> [課題 1]: 遺産分割調停についての文章で、丸括弧の中に書かれている語句をすべて挙げてください。同じ語句は一度だけ数えます。

> [読む文章]:
────────────────────────────────────────
【遺産分割調停の段階的進行モデル(詳細整理ノート)】
1 遺産分割調停の段階的進行モデル(詳細整理ノート)
家庭裁判所の遺産分割調停では、”段階的に協議を進める”方法がとられています。この調停の運用方法(方針)は一種のルールといえます。本記事では、この運用方法についての細かい内容を整理しました。
なお、段階的進行モデルを用いた実際の遺産分割調停の流れは、別の記事で説明しています。
詳しくはこちら|遺産分割調停の段階的進行モデル(家裁の遺産分割の流れ)
────────────────────────────────────────
> [提供データ]:

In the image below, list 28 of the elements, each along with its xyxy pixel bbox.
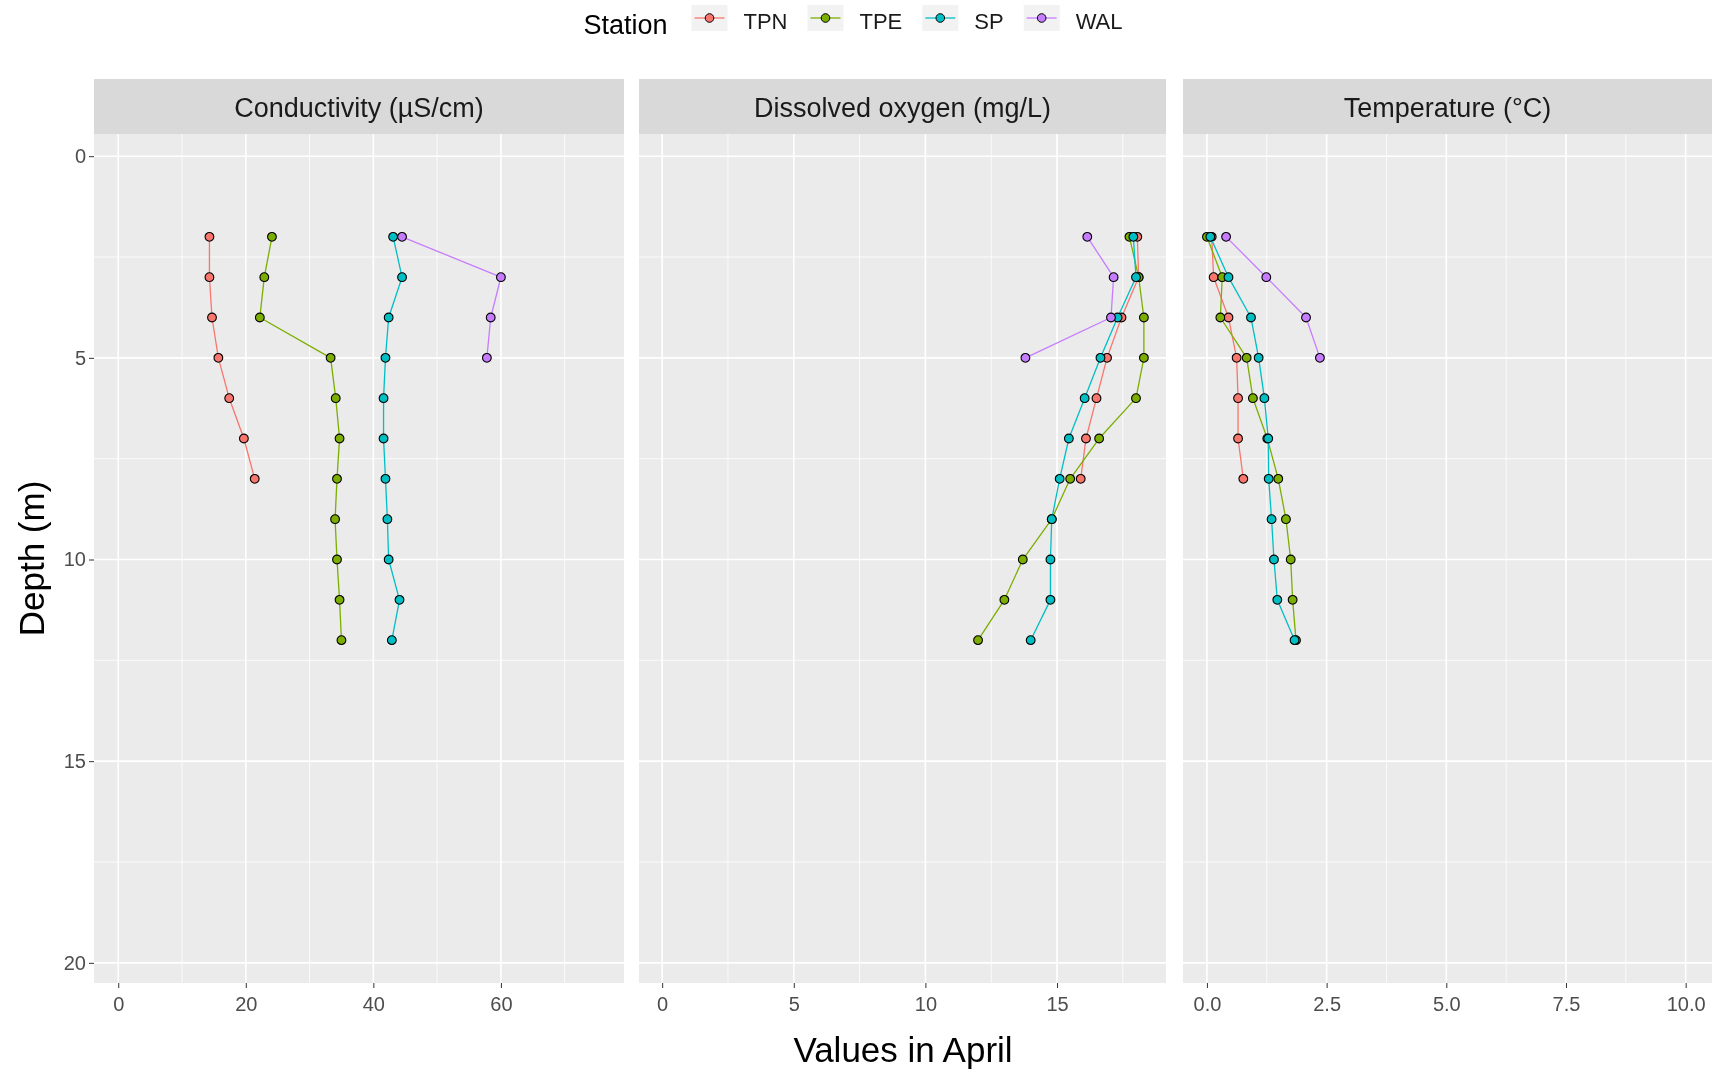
x-tick-label: 0 <box>657 993 669 1015</box>
x-tick-label: 2.5 <box>1313 993 1342 1015</box>
legend-label: WAL <box>1075 9 1123 34</box>
y-tick-label: 20 <box>63 951 86 974</box>
y-tick-label: 15 <box>63 750 86 773</box>
x-tick-label: 10.0 <box>1666 993 1706 1015</box>
legend-label: TPE <box>859 9 903 34</box>
x-tick-label: 60 <box>490 993 513 1015</box>
chart-title: Conductivity (µS/cm) <box>234 92 484 123</box>
x-tick-label: 15 <box>1046 993 1069 1015</box>
x-tick-label: 0 <box>113 993 125 1015</box>
chart-title: Dissolved oxygen (mg/L) <box>753 92 1052 123</box>
x-tick-label: 5.0 <box>1432 993 1461 1015</box>
y-axis-title: Depth (m) <box>12 480 51 637</box>
legend-label: SP <box>974 9 1004 34</box>
y-tick-label: 10 <box>63 548 86 571</box>
x-tick-label: 7.5 <box>1552 993 1581 1015</box>
x-tick-label: 0.0 <box>1193 993 1222 1015</box>
x-tick-label: 5 <box>788 993 800 1015</box>
x-axis-title: Values in April <box>793 1030 1013 1069</box>
x-tick-label: 20 <box>235 993 258 1015</box>
chart-title: Temperature (°C) <box>1343 92 1552 123</box>
y-tick-label: 5 <box>74 346 86 369</box>
y-tick-label: 0 <box>74 145 86 168</box>
legend-title: Station <box>583 10 668 40</box>
x-tick-label: 10 <box>914 993 938 1015</box>
x-tick-label: 40 <box>362 993 385 1015</box>
legend-label: TPN <box>743 9 788 34</box>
────────────────────────────────────────
> [課題 2]: 記録のうち、「x-tick-label: 0 <box>657 993 669 1015</box>」を含む行から「x-tick-label: 60 <box>490 993 513 1015</box>」を含む行までを、両端の行も含めてそのまま書き写してください。

> [解答 1]:
詳細整理ノート
方針
家裁の遺産分割の流れ

> [解答 2]:
x-tick-label: 0 <box>657 993 669 1015</box>
x-tick-label: 2.5 <box>1313 993 1342 1015</box>
legend-label: WAL <box>1075 9 1123 34</box>
y-tick-label: 20 <box>63 951 86 974</box>
y-tick-label: 15 <box>63 750 86 773</box>
x-tick-label: 10.0 <box>1666 993 1706 1015</box>
legend-label: TPE <box>859 9 903 34</box>
x-tick-label: 60 <box>490 993 513 1015</box>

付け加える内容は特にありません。